- _WHAT IS BEING ASKED_:
Set down each line of the data below exactly as it stands, dropping the pictures.

- _INFORMATION PROVIDED_:
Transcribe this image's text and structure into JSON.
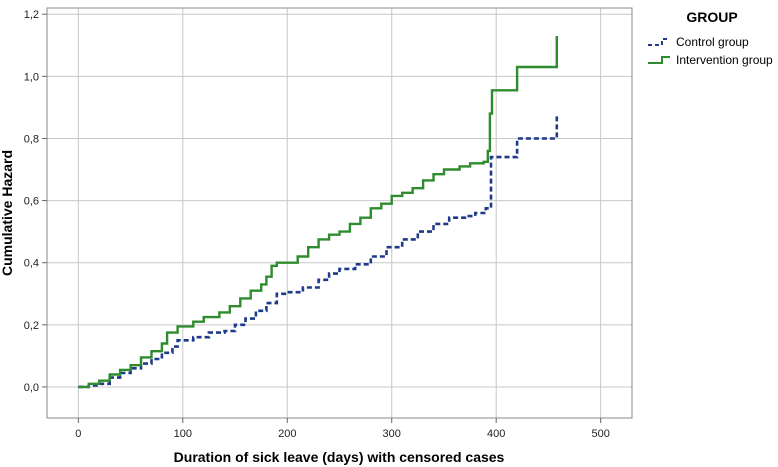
{
  "chart_data": {
    "type": "line",
    "step": true,
    "title": "",
    "xlabel": "Duration of sick leave (days) with censored cases",
    "ylabel": "Cumulative Hazard",
    "xlim": [
      -30,
      530
    ],
    "ylim": [
      -0.1,
      1.22
    ],
    "x_ticks": [
      0,
      100,
      200,
      300,
      400,
      500
    ],
    "x_tick_labels": [
      "0",
      "100",
      "200",
      "300",
      "400",
      "500"
    ],
    "y_ticks": [
      0.0,
      0.2,
      0.4,
      0.6,
      0.8,
      1.0,
      1.2
    ],
    "y_tick_labels": [
      "0,0",
      "0,2",
      "0,4",
      "0,6",
      "0,8",
      "1,0",
      "1,2"
    ],
    "grid": true,
    "legend": {
      "title": "GROUP",
      "placement": "top-right outside"
    },
    "series": [
      {
        "name": "Control group",
        "color": "#1f3a8a",
        "style": "dashed",
        "points": [
          [
            0,
            0.0
          ],
          [
            10,
            0.005
          ],
          [
            20,
            0.01
          ],
          [
            30,
            0.03
          ],
          [
            40,
            0.045
          ],
          [
            50,
            0.06
          ],
          [
            60,
            0.075
          ],
          [
            70,
            0.09
          ],
          [
            80,
            0.11
          ],
          [
            90,
            0.13
          ],
          [
            95,
            0.15
          ],
          [
            110,
            0.16
          ],
          [
            125,
            0.175
          ],
          [
            140,
            0.18
          ],
          [
            150,
            0.2
          ],
          [
            160,
            0.22
          ],
          [
            170,
            0.245
          ],
          [
            180,
            0.27
          ],
          [
            190,
            0.3
          ],
          [
            200,
            0.305
          ],
          [
            215,
            0.32
          ],
          [
            230,
            0.345
          ],
          [
            240,
            0.365
          ],
          [
            250,
            0.38
          ],
          [
            265,
            0.395
          ],
          [
            280,
            0.42
          ],
          [
            295,
            0.45
          ],
          [
            310,
            0.475
          ],
          [
            325,
            0.5
          ],
          [
            340,
            0.525
          ],
          [
            355,
            0.545
          ],
          [
            370,
            0.55
          ],
          [
            380,
            0.56
          ],
          [
            390,
            0.575
          ],
          [
            395,
            0.74
          ],
          [
            410,
            0.74
          ],
          [
            420,
            0.8
          ],
          [
            450,
            0.8
          ],
          [
            458,
            0.8
          ],
          [
            458,
            0.88
          ]
        ]
      },
      {
        "name": "Intervention group",
        "color": "#2e8b2e",
        "style": "solid",
        "points": [
          [
            0,
            0.0
          ],
          [
            10,
            0.01
          ],
          [
            20,
            0.02
          ],
          [
            30,
            0.04
          ],
          [
            40,
            0.055
          ],
          [
            50,
            0.07
          ],
          [
            60,
            0.095
          ],
          [
            70,
            0.115
          ],
          [
            80,
            0.14
          ],
          [
            85,
            0.175
          ],
          [
            95,
            0.195
          ],
          [
            110,
            0.21
          ],
          [
            120,
            0.225
          ],
          [
            135,
            0.24
          ],
          [
            145,
            0.26
          ],
          [
            155,
            0.285
          ],
          [
            165,
            0.31
          ],
          [
            175,
            0.33
          ],
          [
            180,
            0.355
          ],
          [
            185,
            0.39
          ],
          [
            190,
            0.4
          ],
          [
            200,
            0.4
          ],
          [
            210,
            0.42
          ],
          [
            220,
            0.45
          ],
          [
            230,
            0.475
          ],
          [
            240,
            0.49
          ],
          [
            250,
            0.5
          ],
          [
            260,
            0.525
          ],
          [
            270,
            0.545
          ],
          [
            280,
            0.575
          ],
          [
            290,
            0.59
          ],
          [
            300,
            0.615
          ],
          [
            310,
            0.625
          ],
          [
            320,
            0.64
          ],
          [
            330,
            0.665
          ],
          [
            340,
            0.685
          ],
          [
            350,
            0.7
          ],
          [
            365,
            0.71
          ],
          [
            375,
            0.72
          ],
          [
            388,
            0.725
          ],
          [
            392,
            0.76
          ],
          [
            394,
            0.88
          ],
          [
            396,
            0.955
          ],
          [
            400,
            0.955
          ],
          [
            420,
            0.955
          ],
          [
            420,
            1.03
          ],
          [
            440,
            1.03
          ],
          [
            458,
            1.03
          ],
          [
            458,
            1.13
          ]
        ]
      }
    ]
  }
}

- _SOLVED PROBLEM_:
Transcribe this image's text and structure into JSON.
{
  "chart_data": {
    "type": "line",
    "step": true,
    "title": "",
    "xlabel": "Duration of sick leave (days) with censored cases",
    "ylabel": "Cumulative Hazard",
    "xlim": [
      -30,
      530
    ],
    "ylim": [
      -0.1,
      1.22
    ],
    "x_ticks": [
      0,
      100,
      200,
      300,
      400,
      500
    ],
    "x_tick_labels": [
      "0",
      "100",
      "200",
      "300",
      "400",
      "500"
    ],
    "y_ticks": [
      0.0,
      0.2,
      0.4,
      0.6,
      0.8,
      1.0,
      1.2
    ],
    "y_tick_labels": [
      "0,0",
      "0,2",
      "0,4",
      "0,6",
      "0,8",
      "1,0",
      "1,2"
    ],
    "grid": true,
    "legend": {
      "title": "GROUP",
      "placement": "top-right outside"
    },
    "series": [
      {
        "name": "Control group",
        "color": "#1f3a8a",
        "style": "dashed",
        "points": [
          [
            0,
            0.0
          ],
          [
            10,
            0.005
          ],
          [
            20,
            0.01
          ],
          [
            30,
            0.03
          ],
          [
            40,
            0.045
          ],
          [
            50,
            0.06
          ],
          [
            60,
            0.075
          ],
          [
            70,
            0.09
          ],
          [
            80,
            0.11
          ],
          [
            90,
            0.13
          ],
          [
            95,
            0.15
          ],
          [
            110,
            0.16
          ],
          [
            125,
            0.175
          ],
          [
            140,
            0.18
          ],
          [
            150,
            0.2
          ],
          [
            160,
            0.22
          ],
          [
            170,
            0.245
          ],
          [
            180,
            0.27
          ],
          [
            190,
            0.3
          ],
          [
            200,
            0.305
          ],
          [
            215,
            0.32
          ],
          [
            230,
            0.345
          ],
          [
            240,
            0.365
          ],
          [
            250,
            0.38
          ],
          [
            265,
            0.395
          ],
          [
            280,
            0.42
          ],
          [
            295,
            0.45
          ],
          [
            310,
            0.475
          ],
          [
            325,
            0.5
          ],
          [
            340,
            0.525
          ],
          [
            355,
            0.545
          ],
          [
            370,
            0.55
          ],
          [
            380,
            0.56
          ],
          [
            390,
            0.575
          ],
          [
            395,
            0.74
          ],
          [
            410,
            0.74
          ],
          [
            420,
            0.8
          ],
          [
            450,
            0.8
          ],
          [
            458,
            0.8
          ],
          [
            458,
            0.88
          ]
        ]
      },
      {
        "name": "Intervention group",
        "color": "#2e8b2e",
        "style": "solid",
        "points": [
          [
            0,
            0.0
          ],
          [
            10,
            0.01
          ],
          [
            20,
            0.02
          ],
          [
            30,
            0.04
          ],
          [
            40,
            0.055
          ],
          [
            50,
            0.07
          ],
          [
            60,
            0.095
          ],
          [
            70,
            0.115
          ],
          [
            80,
            0.14
          ],
          [
            85,
            0.175
          ],
          [
            95,
            0.195
          ],
          [
            110,
            0.21
          ],
          [
            120,
            0.225
          ],
          [
            135,
            0.24
          ],
          [
            145,
            0.26
          ],
          [
            155,
            0.285
          ],
          [
            165,
            0.31
          ],
          [
            175,
            0.33
          ],
          [
            180,
            0.355
          ],
          [
            185,
            0.39
          ],
          [
            190,
            0.4
          ],
          [
            200,
            0.4
          ],
          [
            210,
            0.42
          ],
          [
            220,
            0.45
          ],
          [
            230,
            0.475
          ],
          [
            240,
            0.49
          ],
          [
            250,
            0.5
          ],
          [
            260,
            0.525
          ],
          [
            270,
            0.545
          ],
          [
            280,
            0.575
          ],
          [
            290,
            0.59
          ],
          [
            300,
            0.615
          ],
          [
            310,
            0.625
          ],
          [
            320,
            0.64
          ],
          [
            330,
            0.665
          ],
          [
            340,
            0.685
          ],
          [
            350,
            0.7
          ],
          [
            365,
            0.71
          ],
          [
            375,
            0.72
          ],
          [
            388,
            0.725
          ],
          [
            392,
            0.76
          ],
          [
            394,
            0.88
          ],
          [
            396,
            0.955
          ],
          [
            400,
            0.955
          ],
          [
            420,
            0.955
          ],
          [
            420,
            1.03
          ],
          [
            440,
            1.03
          ],
          [
            458,
            1.03
          ],
          [
            458,
            1.13
          ]
        ]
      }
    ]
  }
}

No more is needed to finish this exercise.